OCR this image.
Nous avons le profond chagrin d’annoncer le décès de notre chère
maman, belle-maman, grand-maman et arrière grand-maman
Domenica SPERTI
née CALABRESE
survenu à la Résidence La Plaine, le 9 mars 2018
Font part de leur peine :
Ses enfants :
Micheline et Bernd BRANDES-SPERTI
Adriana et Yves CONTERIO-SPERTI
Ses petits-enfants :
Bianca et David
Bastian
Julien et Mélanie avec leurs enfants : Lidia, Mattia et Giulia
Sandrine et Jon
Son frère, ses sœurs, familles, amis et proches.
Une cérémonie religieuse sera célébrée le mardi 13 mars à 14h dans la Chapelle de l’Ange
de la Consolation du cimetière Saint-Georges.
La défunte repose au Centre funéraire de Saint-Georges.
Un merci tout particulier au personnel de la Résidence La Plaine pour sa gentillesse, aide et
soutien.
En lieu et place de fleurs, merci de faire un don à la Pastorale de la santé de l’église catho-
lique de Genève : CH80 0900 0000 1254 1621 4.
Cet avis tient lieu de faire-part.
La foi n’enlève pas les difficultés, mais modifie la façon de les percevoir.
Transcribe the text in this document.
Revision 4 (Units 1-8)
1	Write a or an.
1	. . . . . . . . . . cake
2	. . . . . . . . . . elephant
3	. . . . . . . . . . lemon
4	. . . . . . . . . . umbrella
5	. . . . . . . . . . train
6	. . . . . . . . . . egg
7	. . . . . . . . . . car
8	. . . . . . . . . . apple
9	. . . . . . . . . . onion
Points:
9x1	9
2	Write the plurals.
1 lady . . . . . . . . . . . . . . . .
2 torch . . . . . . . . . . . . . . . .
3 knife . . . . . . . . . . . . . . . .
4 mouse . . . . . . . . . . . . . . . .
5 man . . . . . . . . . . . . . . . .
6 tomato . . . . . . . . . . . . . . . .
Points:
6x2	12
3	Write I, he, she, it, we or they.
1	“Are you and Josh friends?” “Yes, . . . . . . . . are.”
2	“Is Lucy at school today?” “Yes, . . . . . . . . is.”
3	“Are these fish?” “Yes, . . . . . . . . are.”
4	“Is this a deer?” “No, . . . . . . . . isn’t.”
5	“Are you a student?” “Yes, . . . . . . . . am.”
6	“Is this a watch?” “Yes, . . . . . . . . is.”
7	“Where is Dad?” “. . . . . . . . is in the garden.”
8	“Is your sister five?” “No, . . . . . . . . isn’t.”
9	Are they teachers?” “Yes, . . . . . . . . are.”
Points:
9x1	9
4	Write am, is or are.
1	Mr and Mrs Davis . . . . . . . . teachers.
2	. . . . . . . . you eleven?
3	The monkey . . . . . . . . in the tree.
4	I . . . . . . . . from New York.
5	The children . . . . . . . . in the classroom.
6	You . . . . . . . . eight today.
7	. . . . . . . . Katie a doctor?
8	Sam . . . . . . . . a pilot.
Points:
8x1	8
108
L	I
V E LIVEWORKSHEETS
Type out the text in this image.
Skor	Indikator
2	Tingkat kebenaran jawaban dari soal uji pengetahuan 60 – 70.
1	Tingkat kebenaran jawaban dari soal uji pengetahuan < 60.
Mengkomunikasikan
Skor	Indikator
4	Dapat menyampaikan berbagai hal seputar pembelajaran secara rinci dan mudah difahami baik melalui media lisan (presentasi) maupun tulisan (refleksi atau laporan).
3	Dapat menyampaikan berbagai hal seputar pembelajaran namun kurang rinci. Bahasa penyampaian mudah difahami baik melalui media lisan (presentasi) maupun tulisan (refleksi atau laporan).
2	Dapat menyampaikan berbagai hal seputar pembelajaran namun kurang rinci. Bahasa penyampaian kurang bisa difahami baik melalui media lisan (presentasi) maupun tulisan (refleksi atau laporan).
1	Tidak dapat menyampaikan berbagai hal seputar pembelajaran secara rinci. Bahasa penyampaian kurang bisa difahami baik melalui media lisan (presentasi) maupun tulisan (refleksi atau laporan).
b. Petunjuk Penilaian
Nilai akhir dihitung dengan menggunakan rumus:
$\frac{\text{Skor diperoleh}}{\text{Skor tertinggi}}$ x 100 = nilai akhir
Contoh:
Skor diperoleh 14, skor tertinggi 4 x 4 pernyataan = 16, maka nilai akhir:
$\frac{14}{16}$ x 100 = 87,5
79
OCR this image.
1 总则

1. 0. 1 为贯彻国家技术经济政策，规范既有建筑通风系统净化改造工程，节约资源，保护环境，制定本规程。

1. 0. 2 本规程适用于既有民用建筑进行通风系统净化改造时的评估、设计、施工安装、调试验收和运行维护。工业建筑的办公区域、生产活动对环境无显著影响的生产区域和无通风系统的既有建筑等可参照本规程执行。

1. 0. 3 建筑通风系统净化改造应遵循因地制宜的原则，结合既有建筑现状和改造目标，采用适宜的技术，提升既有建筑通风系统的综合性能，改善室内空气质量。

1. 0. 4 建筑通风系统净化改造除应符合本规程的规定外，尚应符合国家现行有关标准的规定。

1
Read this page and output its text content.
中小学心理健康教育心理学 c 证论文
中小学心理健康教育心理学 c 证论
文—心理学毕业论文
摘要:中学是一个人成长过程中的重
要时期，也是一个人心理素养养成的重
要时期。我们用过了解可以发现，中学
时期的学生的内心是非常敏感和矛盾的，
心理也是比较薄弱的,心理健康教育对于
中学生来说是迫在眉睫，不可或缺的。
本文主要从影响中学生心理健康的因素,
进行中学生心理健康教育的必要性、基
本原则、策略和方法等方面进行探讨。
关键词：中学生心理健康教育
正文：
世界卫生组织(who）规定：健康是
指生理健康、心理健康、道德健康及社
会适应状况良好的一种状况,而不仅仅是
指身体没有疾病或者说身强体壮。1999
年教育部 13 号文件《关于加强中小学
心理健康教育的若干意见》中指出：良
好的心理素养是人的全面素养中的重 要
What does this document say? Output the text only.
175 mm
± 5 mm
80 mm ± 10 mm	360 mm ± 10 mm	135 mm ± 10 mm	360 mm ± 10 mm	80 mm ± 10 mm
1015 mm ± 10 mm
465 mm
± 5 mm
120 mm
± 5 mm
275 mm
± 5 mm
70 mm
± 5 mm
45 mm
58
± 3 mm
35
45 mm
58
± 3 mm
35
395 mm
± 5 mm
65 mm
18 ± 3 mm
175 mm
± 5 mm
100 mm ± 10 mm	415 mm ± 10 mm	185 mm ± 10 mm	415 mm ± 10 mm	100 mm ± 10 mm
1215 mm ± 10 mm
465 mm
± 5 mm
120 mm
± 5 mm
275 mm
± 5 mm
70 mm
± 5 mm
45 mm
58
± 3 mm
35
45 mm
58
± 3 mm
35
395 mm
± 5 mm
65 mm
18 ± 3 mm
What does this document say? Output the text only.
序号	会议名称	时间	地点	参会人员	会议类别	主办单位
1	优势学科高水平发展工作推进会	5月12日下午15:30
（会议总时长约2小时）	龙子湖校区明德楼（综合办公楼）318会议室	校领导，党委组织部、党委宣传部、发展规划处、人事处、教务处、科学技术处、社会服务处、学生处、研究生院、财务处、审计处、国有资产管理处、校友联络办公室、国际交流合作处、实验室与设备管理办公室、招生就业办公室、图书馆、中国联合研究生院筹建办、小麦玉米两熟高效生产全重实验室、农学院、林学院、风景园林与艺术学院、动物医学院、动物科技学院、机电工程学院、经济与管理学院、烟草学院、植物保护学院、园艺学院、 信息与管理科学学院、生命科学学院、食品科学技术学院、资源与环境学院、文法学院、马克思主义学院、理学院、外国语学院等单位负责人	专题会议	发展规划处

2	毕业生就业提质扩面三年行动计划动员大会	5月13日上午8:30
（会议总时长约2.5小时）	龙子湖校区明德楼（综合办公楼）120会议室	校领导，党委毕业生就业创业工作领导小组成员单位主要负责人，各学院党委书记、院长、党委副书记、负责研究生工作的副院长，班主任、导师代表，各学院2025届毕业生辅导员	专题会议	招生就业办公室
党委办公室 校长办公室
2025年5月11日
★ ★ ★ ★ ★ ★ ★
=== YOUR GOAL ===
Return from the data every line that holds "they".

=== TASK RESPONSE ===
3	Write I, he, she, it, we or they.
9	Are they teachers?” “Yes, . . . . . . . . are.”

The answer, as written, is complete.